→ **Actions to take**:
1. Copy the stretch of the First John article from "Keep Walking in" through "surely benefit us." word for word.
2. According to the First John article, why will considering John's first letter benefit readers? Answer in one to three sentences.

=== Excerpted text ===

Keep Walking in Light and Love
Highlights From First John
JEHOVAH is the Source of light and love. We must look to God for spiritual light. (Psalm 43:3) And love is among the fruits of his holy spirit.—Galatians 5:22, 23.
Light, love, and other matters are discussed in the apostle John’s first inspired letter, likely penned in or near Ephesus about 98 C.E. A major reason for writing it was to safeguard Christians from apostasy and help them to keep on walking in the light. Since we face challenges to our love, faith, and integrity to truth, consideration of this letter will surely benefit us.
‘Walk in the Light’
John made it clear that faithful Christians must walk in spiritual light. (1Jo 1:1–2:29) He said: “God is light and there is no darkness at all [nothing evil, immoral, untrue, or unholy] in union with him.” Because spirit-anointed Christians ‘walk in the light,’ they have “a sharing” with God, Christ, and one another. They have also been cleansed from sin by Jesus’ blood.

=== Data lines ===

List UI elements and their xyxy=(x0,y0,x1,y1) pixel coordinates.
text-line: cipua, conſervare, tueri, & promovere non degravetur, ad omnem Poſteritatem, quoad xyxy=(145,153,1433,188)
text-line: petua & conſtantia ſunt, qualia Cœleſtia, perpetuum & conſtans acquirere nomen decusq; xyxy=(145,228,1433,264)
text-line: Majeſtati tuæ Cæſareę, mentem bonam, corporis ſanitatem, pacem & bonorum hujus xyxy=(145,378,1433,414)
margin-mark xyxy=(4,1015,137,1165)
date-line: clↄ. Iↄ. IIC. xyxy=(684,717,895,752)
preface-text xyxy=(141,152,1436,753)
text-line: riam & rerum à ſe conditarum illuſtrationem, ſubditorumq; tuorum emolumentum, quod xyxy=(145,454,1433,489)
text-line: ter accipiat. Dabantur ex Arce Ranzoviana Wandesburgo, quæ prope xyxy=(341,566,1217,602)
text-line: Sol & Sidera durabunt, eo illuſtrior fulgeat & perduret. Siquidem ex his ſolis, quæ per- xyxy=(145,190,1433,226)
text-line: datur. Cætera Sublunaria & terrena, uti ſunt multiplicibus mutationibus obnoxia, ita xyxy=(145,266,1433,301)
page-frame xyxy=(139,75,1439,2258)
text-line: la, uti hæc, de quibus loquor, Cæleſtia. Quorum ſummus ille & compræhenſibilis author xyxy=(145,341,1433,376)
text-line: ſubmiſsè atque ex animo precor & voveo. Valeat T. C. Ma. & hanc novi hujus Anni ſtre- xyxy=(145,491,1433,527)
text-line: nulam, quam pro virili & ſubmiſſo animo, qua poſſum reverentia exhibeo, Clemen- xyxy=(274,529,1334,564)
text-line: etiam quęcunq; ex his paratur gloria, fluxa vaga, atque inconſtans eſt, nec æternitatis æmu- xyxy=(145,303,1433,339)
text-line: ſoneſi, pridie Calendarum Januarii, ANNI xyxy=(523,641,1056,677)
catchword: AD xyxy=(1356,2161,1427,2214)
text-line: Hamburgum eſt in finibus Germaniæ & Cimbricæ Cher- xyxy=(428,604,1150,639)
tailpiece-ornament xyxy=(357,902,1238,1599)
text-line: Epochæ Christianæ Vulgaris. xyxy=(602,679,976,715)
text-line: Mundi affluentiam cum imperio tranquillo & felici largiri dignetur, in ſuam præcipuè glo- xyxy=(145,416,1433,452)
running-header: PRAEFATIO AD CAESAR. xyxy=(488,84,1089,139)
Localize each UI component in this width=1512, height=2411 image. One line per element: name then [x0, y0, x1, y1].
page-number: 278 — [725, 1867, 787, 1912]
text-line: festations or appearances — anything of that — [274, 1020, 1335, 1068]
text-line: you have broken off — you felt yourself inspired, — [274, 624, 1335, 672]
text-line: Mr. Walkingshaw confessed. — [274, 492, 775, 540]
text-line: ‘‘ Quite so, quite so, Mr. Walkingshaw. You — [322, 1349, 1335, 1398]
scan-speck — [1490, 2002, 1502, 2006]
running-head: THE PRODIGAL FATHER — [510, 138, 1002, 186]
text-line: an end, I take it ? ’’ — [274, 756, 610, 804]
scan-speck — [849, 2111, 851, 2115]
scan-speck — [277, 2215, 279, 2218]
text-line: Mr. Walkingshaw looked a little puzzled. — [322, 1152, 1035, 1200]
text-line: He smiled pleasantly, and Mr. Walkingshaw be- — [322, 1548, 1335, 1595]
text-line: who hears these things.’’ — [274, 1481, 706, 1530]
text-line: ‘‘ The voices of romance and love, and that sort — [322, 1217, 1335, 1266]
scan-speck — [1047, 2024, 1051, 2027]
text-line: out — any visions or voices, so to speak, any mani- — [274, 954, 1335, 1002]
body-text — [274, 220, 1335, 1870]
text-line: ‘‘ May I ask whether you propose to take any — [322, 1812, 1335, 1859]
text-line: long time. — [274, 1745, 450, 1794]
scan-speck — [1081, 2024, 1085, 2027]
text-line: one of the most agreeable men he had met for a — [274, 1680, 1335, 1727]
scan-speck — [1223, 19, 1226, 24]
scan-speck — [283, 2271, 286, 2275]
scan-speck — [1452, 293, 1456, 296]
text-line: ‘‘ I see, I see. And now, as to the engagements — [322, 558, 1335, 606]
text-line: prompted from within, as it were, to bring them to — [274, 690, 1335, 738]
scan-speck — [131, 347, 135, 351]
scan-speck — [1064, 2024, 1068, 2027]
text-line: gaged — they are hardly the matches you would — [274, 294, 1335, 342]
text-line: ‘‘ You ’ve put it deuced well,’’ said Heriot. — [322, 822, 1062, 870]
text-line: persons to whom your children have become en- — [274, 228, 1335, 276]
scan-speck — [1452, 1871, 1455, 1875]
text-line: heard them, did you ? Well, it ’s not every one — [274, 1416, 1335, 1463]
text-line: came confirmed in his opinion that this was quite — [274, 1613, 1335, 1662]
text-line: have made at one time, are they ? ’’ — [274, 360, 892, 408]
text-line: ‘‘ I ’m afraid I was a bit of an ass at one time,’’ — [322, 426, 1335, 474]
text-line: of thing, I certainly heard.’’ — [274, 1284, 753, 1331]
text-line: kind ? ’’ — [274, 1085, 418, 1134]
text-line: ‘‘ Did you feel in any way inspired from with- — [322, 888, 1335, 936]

===

→ **Set of answers**:
1.
Keep Walking in Light and Love
Highlights From First John
JEHOVAH is the Source of light and love. We must look to God for spiritual light. (Psalm 43:3) And love is among the fruits of his holy spirit.—Galatians 5:22, 23.
Light, love, and other matters are discussed in the apostle John’s first inspired letter, likely penned in or near Ephesus about 98 C.E. A major reason for writing it was to safeguard Christians from apostasy and help them to keep on walking in the light. Since we face challenges to our love, faith, and integrity to truth, consideration of this letter will surely benefit us.

2. Considering the letter will benefit readers because they face challenges to their love, their faith, and their integrity to truth. John wrote the letter mainly to protect Christians from apostasy and to help them keep walking in the light.